### Record extracts
━━━━━━━━━━━━━━━━━━━━━━━━━━━━━━

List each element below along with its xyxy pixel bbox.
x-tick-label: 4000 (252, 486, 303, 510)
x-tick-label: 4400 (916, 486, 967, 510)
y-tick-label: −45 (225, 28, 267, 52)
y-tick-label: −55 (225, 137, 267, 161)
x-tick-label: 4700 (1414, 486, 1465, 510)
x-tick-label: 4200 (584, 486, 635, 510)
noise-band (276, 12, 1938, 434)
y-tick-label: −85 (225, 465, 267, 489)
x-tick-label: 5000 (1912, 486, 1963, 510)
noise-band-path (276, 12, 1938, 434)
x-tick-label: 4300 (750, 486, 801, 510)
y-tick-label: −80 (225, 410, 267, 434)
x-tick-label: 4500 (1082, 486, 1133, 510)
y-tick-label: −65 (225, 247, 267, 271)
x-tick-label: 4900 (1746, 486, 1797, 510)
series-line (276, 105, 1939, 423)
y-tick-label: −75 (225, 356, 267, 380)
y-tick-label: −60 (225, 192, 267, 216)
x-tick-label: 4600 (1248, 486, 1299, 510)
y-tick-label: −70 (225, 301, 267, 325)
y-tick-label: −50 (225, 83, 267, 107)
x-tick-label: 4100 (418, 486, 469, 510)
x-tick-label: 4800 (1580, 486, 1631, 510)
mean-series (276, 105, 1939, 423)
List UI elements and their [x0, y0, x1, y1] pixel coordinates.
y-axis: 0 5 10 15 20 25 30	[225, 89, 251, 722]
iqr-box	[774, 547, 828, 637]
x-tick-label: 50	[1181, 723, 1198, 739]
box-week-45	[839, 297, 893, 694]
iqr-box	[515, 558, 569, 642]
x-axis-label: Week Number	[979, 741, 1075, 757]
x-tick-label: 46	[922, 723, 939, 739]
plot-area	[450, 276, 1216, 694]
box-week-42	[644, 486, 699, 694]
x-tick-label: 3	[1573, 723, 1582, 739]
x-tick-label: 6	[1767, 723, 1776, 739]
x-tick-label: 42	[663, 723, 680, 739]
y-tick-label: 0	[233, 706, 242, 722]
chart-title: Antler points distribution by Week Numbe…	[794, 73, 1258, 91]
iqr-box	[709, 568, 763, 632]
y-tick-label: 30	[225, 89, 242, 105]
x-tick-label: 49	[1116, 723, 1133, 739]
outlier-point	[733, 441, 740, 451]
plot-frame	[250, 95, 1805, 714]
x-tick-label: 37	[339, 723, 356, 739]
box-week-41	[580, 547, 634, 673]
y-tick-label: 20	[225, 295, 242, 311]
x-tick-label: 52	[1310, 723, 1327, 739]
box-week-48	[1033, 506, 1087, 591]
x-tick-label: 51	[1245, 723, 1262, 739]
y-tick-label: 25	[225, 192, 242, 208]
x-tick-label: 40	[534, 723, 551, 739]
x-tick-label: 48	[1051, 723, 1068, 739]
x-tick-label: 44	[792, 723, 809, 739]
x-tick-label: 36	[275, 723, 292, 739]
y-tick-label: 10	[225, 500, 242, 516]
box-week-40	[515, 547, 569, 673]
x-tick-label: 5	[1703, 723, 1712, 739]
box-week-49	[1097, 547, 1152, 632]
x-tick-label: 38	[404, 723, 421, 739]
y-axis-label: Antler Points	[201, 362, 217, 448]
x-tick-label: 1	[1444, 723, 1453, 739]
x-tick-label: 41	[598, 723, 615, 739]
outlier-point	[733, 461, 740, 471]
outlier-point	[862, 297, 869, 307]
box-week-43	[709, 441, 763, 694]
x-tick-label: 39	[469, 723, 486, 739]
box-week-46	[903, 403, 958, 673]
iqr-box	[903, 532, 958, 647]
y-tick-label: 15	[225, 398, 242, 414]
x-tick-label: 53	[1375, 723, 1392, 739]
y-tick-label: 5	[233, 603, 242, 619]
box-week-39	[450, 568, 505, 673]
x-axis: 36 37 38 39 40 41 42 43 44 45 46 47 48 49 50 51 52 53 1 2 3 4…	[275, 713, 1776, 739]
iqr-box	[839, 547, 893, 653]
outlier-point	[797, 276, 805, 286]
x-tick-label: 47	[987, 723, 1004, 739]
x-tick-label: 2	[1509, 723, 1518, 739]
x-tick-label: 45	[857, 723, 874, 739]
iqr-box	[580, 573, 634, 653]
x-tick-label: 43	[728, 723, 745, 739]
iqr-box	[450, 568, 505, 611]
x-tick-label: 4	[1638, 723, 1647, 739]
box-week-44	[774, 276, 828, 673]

━━━━━━━━━━━━━━━━━━━━━━━━━━━━━━

### Exercise
Give every line of the items above as a Markdown table with the columns Row and Entry, numbering each line and leaving out blank lines.

### Complete output
| Row | Entry |
|---|---|
| 1 | List each element below along with its xyxy pixel bbox. |
| 2 | x-tick-label: 4000 (252, 486, 303, 510) |
| 3 | x-tick-label: 4400 (916, 486, 967, 510) |
| 4 | y-tick-label: −45 (225, 28, 267, 52) |
| 5 | y-tick-label: −55 (225, 137, 267, 161) |
| 6 | x-tick-label: 4700 (1414, 486, 1465, 510) |
| 7 | x-tick-label: 4200 (584, 486, 635, 510) |
| 8 | noise-band (276, 12, 1938, 434) |
| 9 | y-tick-label: −85 (225, 465, 267, 489) |
| 10 | x-tick-label: 5000 (1912, 486, 1963, 510) |
| 11 | noise-band-path (276, 12, 1938, 434) |
| 12 | x-tick-label: 4300 (750, 486, 801, 510) |
| 13 | y-tick-label: −80 (225, 410, 267, 434) |
| 14 | x-tick-label: 4500 (1082, 486, 1133, 510) |
| 15 | y-tick-label: −65 (225, 247, 267, 271) |
| 16 | x-tick-label: 4900 (1746, 486, 1797, 510) |
| 17 | series-line (276, 105, 1939, 423) |
| 18 | y-tick-label: −75 (225, 356, 267, 380) |
| 19 | y-tick-label: −60 (225, 192, 267, 216) |
| 20 | x-tick-label: 4600 (1248, 486, 1299, 510) |
| 21 | y-tick-label: −70 (225, 301, 267, 325) |
| 22 | y-tick-label: −50 (225, 83, 267, 107) |
| 23 | x-tick-label: 4100 (418, 486, 469, 510) |
| 24 | x-tick-label: 4800 (1580, 486, 1631, 510) |
| 25 | mean-series (276, 105, 1939, 423) |
| 26 | List UI elements and their [x0, y0, x1, y1] pixel coordinates. |
| 27 | y-axis: 0 5 10 15 20 25 30	[225, 89, 251, 722] |
| 28 | iqr-box	[774, 547, 828, 637] |
| 29 | x-tick-label: 50	[1181, 723, 1198, 739] |
| 30 | box-week-45	[839, 297, 893, 694] |
| 31 | iqr-box	[515, 558, 569, 642] |
| 32 | x-axis-label: Week Number	[979, 741, 1075, 757] |
| 33 | x-tick-label: 46	[922, 723, 939, 739] |
| 34 | plot-area	[450, 276, 1216, 694] |
| 35 | box-week-42	[644, 486, 699, 694] |
| 36 | x-tick-label: 3	[1573, 723, 1582, 739] |
| 37 | x-tick-label: 6	[1767, 723, 1776, 739] |
| 38 | x-tick-label: 42	[663, 723, 680, 739] |
| 39 | y-tick-label: 0	[233, 706, 242, 722] |
| 40 | chart-title: Antler points distribution by Week Numbe…	[794, 73, 1258, 91] |
| 41 | iqr-box	[709, 568, 763, 632] |
| 42 | y-tick-label: 30	[225, 89, 242, 105] |
| 43 | x-tick-label: 49	[1116, 723, 1133, 739] |
| 44 | outlier-point	[733, 441, 740, 451] |
| 45 | plot-frame	[250, 95, 1805, 714] |
| 46 | x-tick-label: 37	[339, 723, 356, 739] |
| 47 | box-week-41	[580, 547, 634, 673] |
| 48 | y-tick-label: 20	[225, 295, 242, 311] |
| 49 | x-tick-label: 52	[1310, 723, 1327, 739] |
| 50 | box-week-48	[1033, 506, 1087, 591] |
| 51 | x-tick-label: 51	[1245, 723, 1262, 739] |
| 52 | y-tick-label: 25	[225, 192, 242, 208] |
| 53 | x-tick-label: 40	[534, 723, 551, 739] |
| 54 | x-tick-label: 48	[1051, 723, 1068, 739] |
| 55 | x-tick-label: 44	[792, 723, 809, 739] |
| 56 | x-tick-label: 36	[275, 723, 292, 739] |
| 57 | y-tick-label: 10	[225, 500, 242, 516] |
| 58 | box-week-40	[515, 547, 569, 673] |
| 59 | x-tick-label: 5	[1703, 723, 1712, 739] |
| 60 | box-week-49	[1097, 547, 1152, 632] |
| 61 | x-tick-label: 38	[404, 723, 421, 739] |
| 62 | y-axis-label: Antler Points	[201, 362, 217, 448] |
| 63 | x-tick-label: 1	[1444, 723, 1453, 739] |
| 64 | x-tick-label: 41	[598, 723, 615, 739] |
| 65 | outlier-point	[733, 461, 740, 471] |
| 66 | outlier-point	[862, 297, 869, 307] |
| 67 | box-week-43	[709, 441, 763, 694] |
| 68 | x-tick-label: 39	[469, 723, 486, 739] |
| 69 | box-week-46	[903, 403, 958, 673] |
| 70 | iqr-box	[903, 532, 958, 647] |
| 71 | y-tick-label: 15	[225, 398, 242, 414] |
| 72 | x-tick-label: 53	[1375, 723, 1392, 739] |
| 73 | y-tick-label: 5	[233, 603, 242, 619] |
| 74 | box-week-39	[450, 568, 505, 673] |
| 75 | x-axis: 36 37 38 39 40 41 42 43 44 45 46 47 48 49 50 51 52 53 1 2 3 4…	[275, 713, 1776, 739] |
| 76 | iqr-box	[839, 547, 893, 653] |
| 77 | outlier-point	[797, 276, 805, 286] |
| 78 | x-tick-label: 47	[987, 723, 1004, 739] |
| 79 | x-tick-label: 2	[1509, 723, 1518, 739] |
| 80 | x-tick-label: 45	[857, 723, 874, 739] |
| 81 | iqr-box	[580, 573, 634, 653] |
| 82 | x-tick-label: 43	[728, 723, 745, 739] |
| 83 | iqr-box	[450, 568, 505, 611] |
| 84 | x-tick-label: 4	[1638, 723, 1647, 739] |
| 85 | box-week-44	[774, 276, 828, 673] |